== Excerpted records ==
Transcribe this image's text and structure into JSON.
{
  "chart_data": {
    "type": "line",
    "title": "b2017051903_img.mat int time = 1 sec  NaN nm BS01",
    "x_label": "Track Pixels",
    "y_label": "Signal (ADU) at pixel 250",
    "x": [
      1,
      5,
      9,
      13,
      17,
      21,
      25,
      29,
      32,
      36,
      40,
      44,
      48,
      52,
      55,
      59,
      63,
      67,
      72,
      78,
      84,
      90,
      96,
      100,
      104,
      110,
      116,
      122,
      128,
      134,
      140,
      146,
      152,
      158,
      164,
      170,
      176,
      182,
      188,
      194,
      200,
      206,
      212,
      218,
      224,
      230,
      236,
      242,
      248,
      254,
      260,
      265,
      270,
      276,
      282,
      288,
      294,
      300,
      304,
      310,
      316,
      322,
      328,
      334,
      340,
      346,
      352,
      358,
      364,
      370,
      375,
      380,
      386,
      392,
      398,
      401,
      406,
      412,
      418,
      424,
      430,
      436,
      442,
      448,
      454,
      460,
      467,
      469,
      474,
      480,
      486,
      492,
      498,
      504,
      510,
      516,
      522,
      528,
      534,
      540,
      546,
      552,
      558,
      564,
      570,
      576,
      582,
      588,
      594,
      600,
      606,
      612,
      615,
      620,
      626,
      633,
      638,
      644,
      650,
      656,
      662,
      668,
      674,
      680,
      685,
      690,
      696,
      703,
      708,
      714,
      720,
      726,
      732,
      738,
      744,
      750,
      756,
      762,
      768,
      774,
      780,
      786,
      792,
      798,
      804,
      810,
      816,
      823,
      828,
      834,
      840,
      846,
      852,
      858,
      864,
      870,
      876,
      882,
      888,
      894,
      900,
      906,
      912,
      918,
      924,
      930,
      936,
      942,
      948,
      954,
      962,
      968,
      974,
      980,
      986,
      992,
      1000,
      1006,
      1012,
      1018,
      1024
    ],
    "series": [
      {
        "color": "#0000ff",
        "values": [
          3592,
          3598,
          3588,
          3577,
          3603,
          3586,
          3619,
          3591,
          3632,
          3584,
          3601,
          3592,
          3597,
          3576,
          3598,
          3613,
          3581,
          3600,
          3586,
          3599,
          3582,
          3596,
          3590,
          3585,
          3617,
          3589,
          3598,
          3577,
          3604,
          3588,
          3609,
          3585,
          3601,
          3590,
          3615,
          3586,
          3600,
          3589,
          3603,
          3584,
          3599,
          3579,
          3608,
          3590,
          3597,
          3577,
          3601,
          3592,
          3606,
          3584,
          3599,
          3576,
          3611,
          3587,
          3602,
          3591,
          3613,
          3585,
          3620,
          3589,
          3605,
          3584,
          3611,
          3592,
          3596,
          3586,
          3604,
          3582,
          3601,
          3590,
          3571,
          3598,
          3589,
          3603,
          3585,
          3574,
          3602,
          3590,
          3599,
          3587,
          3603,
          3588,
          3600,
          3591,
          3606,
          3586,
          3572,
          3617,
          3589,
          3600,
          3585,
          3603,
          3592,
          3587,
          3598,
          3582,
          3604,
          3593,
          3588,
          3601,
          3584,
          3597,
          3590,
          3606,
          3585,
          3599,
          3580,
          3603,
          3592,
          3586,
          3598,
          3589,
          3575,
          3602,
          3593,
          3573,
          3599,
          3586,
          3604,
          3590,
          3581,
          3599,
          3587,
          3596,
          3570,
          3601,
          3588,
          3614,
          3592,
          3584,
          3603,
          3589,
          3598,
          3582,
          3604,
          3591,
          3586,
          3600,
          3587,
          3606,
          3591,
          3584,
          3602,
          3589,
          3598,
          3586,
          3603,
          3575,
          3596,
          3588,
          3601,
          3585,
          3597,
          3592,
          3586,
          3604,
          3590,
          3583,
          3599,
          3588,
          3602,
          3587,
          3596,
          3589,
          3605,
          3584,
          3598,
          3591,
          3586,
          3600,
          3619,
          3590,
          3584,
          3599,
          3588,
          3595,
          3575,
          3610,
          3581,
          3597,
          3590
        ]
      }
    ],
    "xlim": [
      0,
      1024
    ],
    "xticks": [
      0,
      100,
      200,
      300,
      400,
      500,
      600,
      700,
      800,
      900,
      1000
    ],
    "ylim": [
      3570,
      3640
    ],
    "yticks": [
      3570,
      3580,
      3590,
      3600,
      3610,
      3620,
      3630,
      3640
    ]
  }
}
===
*What is required*
Copy the material above verbatim.

*Correct result*
Transcribe this image's text and structure into JSON.
{
  "chart_data": {
    "type": "line",
    "title": "b2017051903_img.mat int time = 1 sec  NaN nm BS01",
    "x_label": "Track Pixels",
    "y_label": "Signal (ADU) at pixel 250",
    "x": [
      1,
      5,
      9,
      13,
      17,
      21,
      25,
      29,
      32,
      36,
      40,
      44,
      48,
      52,
      55,
      59,
      63,
      67,
      72,
      78,
      84,
      90,
      96,
      100,
      104,
      110,
      116,
      122,
      128,
      134,
      140,
      146,
      152,
      158,
      164,
      170,
      176,
      182,
      188,
      194,
      200,
      206,
      212,
      218,
      224,
      230,
      236,
      242,
      248,
      254,
      260,
      265,
      270,
      276,
      282,
      288,
      294,
      300,
      304,
      310,
      316,
      322,
      328,
      334,
      340,
      346,
      352,
      358,
      364,
      370,
      375,
      380,
      386,
      392,
      398,
      401,
      406,
      412,
      418,
      424,
      430,
      436,
      442,
      448,
      454,
      460,
      467,
      469,
      474,
      480,
      486,
      492,
      498,
      504,
      510,
      516,
      522,
      528,
      534,
      540,
      546,
      552,
      558,
      564,
      570,
      576,
      582,
      588,
      594,
      600,
      606,
      612,
      615,
      620,
      626,
      633,
      638,
      644,
      650,
      656,
      662,
      668,
      674,
      680,
      685,
      690,
      696,
      703,
      708,
      714,
      720,
      726,
      732,
      738,
      744,
      750,
      756,
      762,
      768,
      774,
      780,
      786,
      792,
      798,
      804,
      810,
      816,
      823,
      828,
      834,
      840,
      846,
      852,
      858,
      864,
      870,
      876,
      882,
      888,
      894,
      900,
      906,
      912,
      918,
      924,
      930,
      936,
      942,
      948,
      954,
      962,
      968,
      974,
      980,
      986,
      992,
      1000,
      1006,
      1012,
      1018,
      1024
    ],
    "series": [
      {
        "color": "#0000ff",
        "values": [
          3592,
          3598,
          3588,
          3577,
          3603,
          3586,
          3619,
          3591,
          3632,
          3584,
          3601,
          3592,
          3597,
          3576,
          3598,
          3613,
          3581,
          3600,
          3586,
          3599,
          3582,
          3596,
          3590,
          3585,
          3617,
          3589,
          3598,
          3577,
          3604,
          3588,
          3609,
          3585,
          3601,
          3590,
          3615,
          3586,
          3600,
          3589,
          3603,
          3584,
          3599,
          3579,
          3608,
          3590,
          3597,
          3577,
          3601,
          3592,
          3606,
          3584,
          3599,
          3576,
          3611,
          3587,
          3602,
          3591,
          3613,
          3585,
          3620,
          3589,
          3605,
          3584,
          3611,
          3592,
          3596,
          3586,
          3604,
          3582,
          3601,
          3590,
          3571,
          3598,
          3589,
          3603,
          3585,
          3574,
          3602,
          3590,
          3599,
          3587,
          3603,
          3588,
          3600,
          3591,
          3606,
          3586,
          3572,
          3617,
          3589,
          3600,
          3585,
          3603,
          3592,
          3587,
          3598,
          3582,
          3604,
          3593,
          3588,
          3601,
          3584,
          3597,
          3590,
          3606,
          3585,
          3599,
          3580,
          3603,
          3592,
          3586,
          3598,
          3589,
          3575,
          3602,
          3593,
          3573,
          3599,
          3586,
          3604,
          3590,
          3581,
          3599,
          3587,
          3596,
          3570,
          3601,
          3588,
          3614,
          3592,
          3584,
          3603,
          3589,
          3598,
          3582,
          3604,
          3591,
          3586,
          3600,
          3587,
          3606,
          3591,
          3584,
          3602,
          3589,
          3598,
          3586,
          3603,
          3575,
          3596,
          3588,
          3601,
          3585,
          3597,
          3592,
          3586,
          3604,
          3590,
          3583,
          3599,
          3588,
          3602,
          3587,
          3596,
          3589,
          3605,
          3584,
          3598,
          3591,
          3586,
          3600,
          3619,
          3590,
          3584,
          3599,
          3588,
          3595,
          3575,
          3610,
          3581,
          3597,
          3590
        ]
      }
    ],
    "xlim": [
      0,
      1024
    ],
    "xticks": [
      0,
      100,
      200,
      300,
      400,
      500,
      600,
      700,
      800,
      900,
      1000
    ],
    "ylim": [
      3570,
      3640
    ],
    "yticks": [
      3570,
      3580,
      3590,
      3600,
      3610,
      3620,
      3630,
      3640
    ]
  }
}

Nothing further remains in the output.